DATA EXTRACT »
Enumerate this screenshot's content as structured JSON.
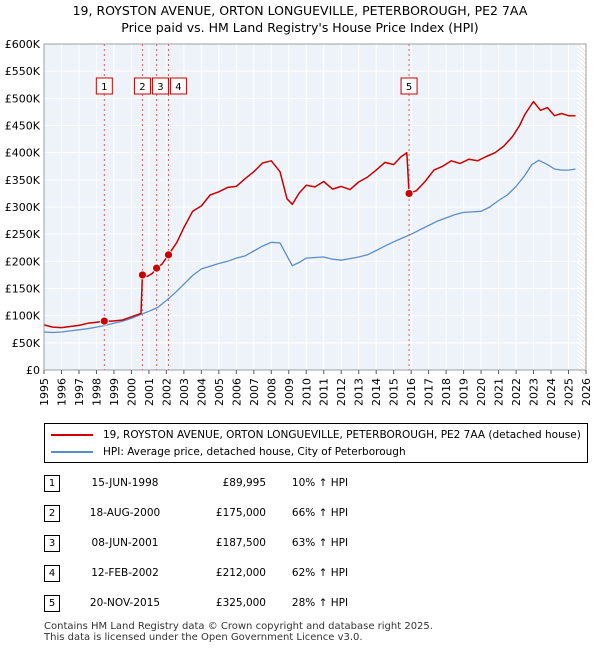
{
  "chart_data": {
    "type": "line",
    "title": "19, ROYSTON AVENUE, ORTON LONGUEVILLE, PETERBOROUGH, PE2 7AA",
    "subtitle": "Price paid vs. HM Land Registry's House Price Index (HPI)",
    "xlim": [
      1995,
      2026
    ],
    "ylim": [
      0,
      600000
    ],
    "x_ticks": [
      "1995",
      "1996",
      "1997",
      "1998",
      "1999",
      "2000",
      "2001",
      "2002",
      "2003",
      "2004",
      "2005",
      "2006",
      "2007",
      "2008",
      "2009",
      "2010",
      "2011",
      "2012",
      "2013",
      "2014",
      "2015",
      "2016",
      "2017",
      "2018",
      "2019",
      "2020",
      "2021",
      "2022",
      "2023",
      "2024",
      "2025",
      "2026"
    ],
    "y_ticks": [
      "£0",
      "£50K",
      "£100K",
      "£150K",
      "£200K",
      "£250K",
      "£300K",
      "£350K",
      "£400K",
      "£450K",
      "£500K",
      "£550K",
      "£600K"
    ],
    "grid": true,
    "series": [
      {
        "name": "19, ROYSTON AVENUE, ORTON LONGUEVILLE, PETERBOROUGH, PE2 7AA (detached house)",
        "color": "#cc0000",
        "x": [
          1995.0,
          1995.5,
          1996.0,
          1996.5,
          1997.0,
          1997.5,
          1998.0,
          1998.45,
          1998.9,
          1999.5,
          2000.0,
          2000.55,
          2000.63,
          2000.9,
          2001.2,
          2001.44,
          2001.75,
          2002.12,
          2002.6,
          2003.0,
          2003.5,
          2004.0,
          2004.5,
          2005.0,
          2005.5,
          2006.0,
          2006.5,
          2007.0,
          2007.5,
          2008.0,
          2008.5,
          2008.9,
          2009.2,
          2009.6,
          2010.0,
          2010.5,
          2011.0,
          2011.5,
          2012.0,
          2012.5,
          2013.0,
          2013.5,
          2014.0,
          2014.5,
          2015.0,
          2015.4,
          2015.75,
          2015.88,
          2016.3,
          2016.8,
          2017.3,
          2017.8,
          2018.3,
          2018.8,
          2019.3,
          2019.8,
          2020.3,
          2020.8,
          2021.3,
          2021.8,
          2022.2,
          2022.5,
          2022.8,
          2023.0,
          2023.4,
          2023.8,
          2024.2,
          2024.6,
          2025.0,
          2025.4
        ],
        "values": [
          83000,
          79000,
          78000,
          80000,
          82000,
          86000,
          88000,
          89995,
          90000,
          92000,
          98000,
          104000,
          175000,
          172000,
          178000,
          187500,
          195000,
          212000,
          235000,
          262000,
          292000,
          302000,
          322000,
          328000,
          336000,
          338000,
          352000,
          365000,
          381000,
          385000,
          365000,
          315000,
          305000,
          326000,
          340000,
          337000,
          347000,
          333000,
          338000,
          332000,
          346000,
          355000,
          368000,
          382000,
          378000,
          392000,
          400000,
          325000,
          330000,
          347000,
          368000,
          375000,
          385000,
          380000,
          388000,
          385000,
          393000,
          400000,
          412000,
          430000,
          450000,
          470000,
          485000,
          494000,
          478000,
          483000,
          468000,
          472000,
          468000,
          468000
        ]
      },
      {
        "name": "HPI: Average price, detached house, City of Peterborough",
        "color": "#5b8ec9",
        "x": [
          1995.0,
          1995.5,
          1996.0,
          1996.5,
          1997.0,
          1997.5,
          1998.0,
          1998.5,
          1999.0,
          1999.5,
          2000.0,
          2000.5,
          2001.0,
          2001.5,
          2002.0,
          2002.5,
          2003.0,
          2003.5,
          2004.0,
          2004.5,
          2005.0,
          2005.5,
          2006.0,
          2006.5,
          2007.0,
          2007.5,
          2008.0,
          2008.5,
          2008.9,
          2009.2,
          2009.6,
          2010.0,
          2010.5,
          2011.0,
          2011.5,
          2012.0,
          2012.5,
          2013.0,
          2013.5,
          2014.0,
          2014.5,
          2015.0,
          2015.5,
          2016.0,
          2016.5,
          2017.0,
          2017.5,
          2018.0,
          2018.5,
          2019.0,
          2019.5,
          2020.0,
          2020.5,
          2021.0,
          2021.5,
          2022.0,
          2022.5,
          2022.9,
          2023.3,
          2023.8,
          2024.2,
          2024.6,
          2025.0,
          2025.4
        ],
        "values": [
          70000,
          69000,
          70000,
          72000,
          74000,
          76000,
          79000,
          82000,
          86000,
          90000,
          95000,
          102000,
          108000,
          115000,
          128000,
          142000,
          158000,
          174000,
          186000,
          191000,
          196000,
          200000,
          206000,
          210000,
          219000,
          228000,
          235000,
          234000,
          210000,
          192000,
          198000,
          206000,
          207000,
          208000,
          204000,
          202000,
          205000,
          208000,
          212000,
          220000,
          228000,
          236000,
          243000,
          250000,
          258000,
          266000,
          274000,
          280000,
          286000,
          290000,
          291000,
          292000,
          300000,
          312000,
          322000,
          338000,
          358000,
          378000,
          386000,
          378000,
          370000,
          368000,
          368000,
          370000
        ]
      }
    ],
    "sale_markers": [
      {
        "label": "1",
        "x": 1998.45,
        "y": 89995
      },
      {
        "label": "2",
        "x": 2000.63,
        "y": 175000
      },
      {
        "label": "3",
        "x": 2001.44,
        "y": 187500
      },
      {
        "label": "4",
        "x": 2002.12,
        "y": 212000
      },
      {
        "label": "5",
        "x": 2015.88,
        "y": 325000
      }
    ],
    "future_shade_from": 2025.5
  },
  "legend": {
    "property_label": "19, ROYSTON AVENUE, ORTON LONGUEVILLE, PETERBOROUGH, PE2 7AA (detached house)",
    "hpi_label": "HPI: Average price, detached house, City of Peterborough"
  },
  "sales": [
    {
      "num": "1",
      "date": "15-JUN-1998",
      "price": "£89,995",
      "hpi": "10% ↑ HPI"
    },
    {
      "num": "2",
      "date": "18-AUG-2000",
      "price": "£175,000",
      "hpi": "66% ↑ HPI"
    },
    {
      "num": "3",
      "date": "08-JUN-2001",
      "price": "£187,500",
      "hpi": "63% ↑ HPI"
    },
    {
      "num": "4",
      "date": "12-FEB-2002",
      "price": "£212,000",
      "hpi": "62% ↑ HPI"
    },
    {
      "num": "5",
      "date": "20-NOV-2015",
      "price": "£325,000",
      "hpi": "28% ↑ HPI"
    }
  ],
  "footer": {
    "line1": "Contains HM Land Registry data © Crown copyright and database right 2025.",
    "line2": "This data is licensed under the Open Government Licence v3.0."
  }
}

DIRECTIONS FOR THIS TASK » Reproduce every entry exactly, but omit each picture.

RESPONSE TO THE EXERCISE »
Enumerate this screenshot's content as structured JSON.
{
  "chart_data": {
    "type": "line",
    "title": "19, ROYSTON AVENUE, ORTON LONGUEVILLE, PETERBOROUGH, PE2 7AA",
    "subtitle": "Price paid vs. HM Land Registry's House Price Index (HPI)",
    "xlim": [
      1995,
      2026
    ],
    "ylim": [
      0,
      600000
    ],
    "x_ticks": [
      "1995",
      "1996",
      "1997",
      "1998",
      "1999",
      "2000",
      "2001",
      "2002",
      "2003",
      "2004",
      "2005",
      "2006",
      "2007",
      "2008",
      "2009",
      "2010",
      "2011",
      "2012",
      "2013",
      "2014",
      "2015",
      "2016",
      "2017",
      "2018",
      "2019",
      "2020",
      "2021",
      "2022",
      "2023",
      "2024",
      "2025",
      "2026"
    ],
    "y_ticks": [
      "£0",
      "£50K",
      "£100K",
      "£150K",
      "£200K",
      "£250K",
      "£300K",
      "£350K",
      "£400K",
      "£450K",
      "£500K",
      "£550K",
      "£600K"
    ],
    "grid": true,
    "series": [
      {
        "name": "19, ROYSTON AVENUE, ORTON LONGUEVILLE, PETERBOROUGH, PE2 7AA (detached house)",
        "color": "#cc0000",
        "x": [
          1995.0,
          1995.5,
          1996.0,
          1996.5,
          1997.0,
          1997.5,
          1998.0,
          1998.45,
          1998.9,
          1999.5,
          2000.0,
          2000.55,
          2000.63,
          2000.9,
          2001.2,
          2001.44,
          2001.75,
          2002.12,
          2002.6,
          2003.0,
          2003.5,
          2004.0,
          2004.5,
          2005.0,
          2005.5,
          2006.0,
          2006.5,
          2007.0,
          2007.5,
          2008.0,
          2008.5,
          2008.9,
          2009.2,
          2009.6,
          2010.0,
          2010.5,
          2011.0,
          2011.5,
          2012.0,
          2012.5,
          2013.0,
          2013.5,
          2014.0,
          2014.5,
          2015.0,
          2015.4,
          2015.75,
          2015.88,
          2016.3,
          2016.8,
          2017.3,
          2017.8,
          2018.3,
          2018.8,
          2019.3,
          2019.8,
          2020.3,
          2020.8,
          2021.3,
          2021.8,
          2022.2,
          2022.5,
          2022.8,
          2023.0,
          2023.4,
          2023.8,
          2024.2,
          2024.6,
          2025.0,
          2025.4
        ],
        "values": [
          83000,
          79000,
          78000,
          80000,
          82000,
          86000,
          88000,
          89995,
          90000,
          92000,
          98000,
          104000,
          175000,
          172000,
          178000,
          187500,
          195000,
          212000,
          235000,
          262000,
          292000,
          302000,
          322000,
          328000,
          336000,
          338000,
          352000,
          365000,
          381000,
          385000,
          365000,
          315000,
          305000,
          326000,
          340000,
          337000,
          347000,
          333000,
          338000,
          332000,
          346000,
          355000,
          368000,
          382000,
          378000,
          392000,
          400000,
          325000,
          330000,
          347000,
          368000,
          375000,
          385000,
          380000,
          388000,
          385000,
          393000,
          400000,
          412000,
          430000,
          450000,
          470000,
          485000,
          494000,
          478000,
          483000,
          468000,
          472000,
          468000,
          468000
        ]
      },
      {
        "name": "HPI: Average price, detached house, City of Peterborough",
        "color": "#5b8ec9",
        "x": [
          1995.0,
          1995.5,
          1996.0,
          1996.5,
          1997.0,
          1997.5,
          1998.0,
          1998.5,
          1999.0,
          1999.5,
          2000.0,
          2000.5,
          2001.0,
          2001.5,
          2002.0,
          2002.5,
          2003.0,
          2003.5,
          2004.0,
          2004.5,
          2005.0,
          2005.5,
          2006.0,
          2006.5,
          2007.0,
          2007.5,
          2008.0,
          2008.5,
          2008.9,
          2009.2,
          2009.6,
          2010.0,
          2010.5,
          2011.0,
          2011.5,
          2012.0,
          2012.5,
          2013.0,
          2013.5,
          2014.0,
          2014.5,
          2015.0,
          2015.5,
          2016.0,
          2016.5,
          2017.0,
          2017.5,
          2018.0,
          2018.5,
          2019.0,
          2019.5,
          2020.0,
          2020.5,
          2021.0,
          2021.5,
          2022.0,
          2022.5,
          2022.9,
          2023.3,
          2023.8,
          2024.2,
          2024.6,
          2025.0,
          2025.4
        ],
        "values": [
          70000,
          69000,
          70000,
          72000,
          74000,
          76000,
          79000,
          82000,
          86000,
          90000,
          95000,
          102000,
          108000,
          115000,
          128000,
          142000,
          158000,
          174000,
          186000,
          191000,
          196000,
          200000,
          206000,
          210000,
          219000,
          228000,
          235000,
          234000,
          210000,
          192000,
          198000,
          206000,
          207000,
          208000,
          204000,
          202000,
          205000,
          208000,
          212000,
          220000,
          228000,
          236000,
          243000,
          250000,
          258000,
          266000,
          274000,
          280000,
          286000,
          290000,
          291000,
          292000,
          300000,
          312000,
          322000,
          338000,
          358000,
          378000,
          386000,
          378000,
          370000,
          368000,
          368000,
          370000
        ]
      }
    ],
    "sale_markers": [
      {
        "label": "1",
        "x": 1998.45,
        "y": 89995
      },
      {
        "label": "2",
        "x": 2000.63,
        "y": 175000
      },
      {
        "label": "3",
        "x": 2001.44,
        "y": 187500
      },
      {
        "label": "4",
        "x": 2002.12,
        "y": 212000
      },
      {
        "label": "5",
        "x": 2015.88,
        "y": 325000
      }
    ],
    "future_shade_from": 2025.5
  },
  "legend": {
    "property_label": "19, ROYSTON AVENUE, ORTON LONGUEVILLE, PETERBOROUGH, PE2 7AA (detached house)",
    "hpi_label": "HPI: Average price, detached house, City of Peterborough"
  },
  "sales": [
    {
      "num": "1",
      "date": "15-JUN-1998",
      "price": "£89,995",
      "hpi": "10% ↑ HPI"
    },
    {
      "num": "2",
      "date": "18-AUG-2000",
      "price": "£175,000",
      "hpi": "66% ↑ HPI"
    },
    {
      "num": "3",
      "date": "08-JUN-2001",
      "price": "£187,500",
      "hpi": "63% ↑ HPI"
    },
    {
      "num": "4",
      "date": "12-FEB-2002",
      "price": "£212,000",
      "hpi": "62% ↑ HPI"
    },
    {
      "num": "5",
      "date": "20-NOV-2015",
      "price": "£325,000",
      "hpi": "28% ↑ HPI"
    }
  ],
  "footer": {
    "line1": "Contains HM Land Registry data © Crown copyright and database right 2025.",
    "line2": "This data is licensed under the Open Government Licence v3.0."
  }
}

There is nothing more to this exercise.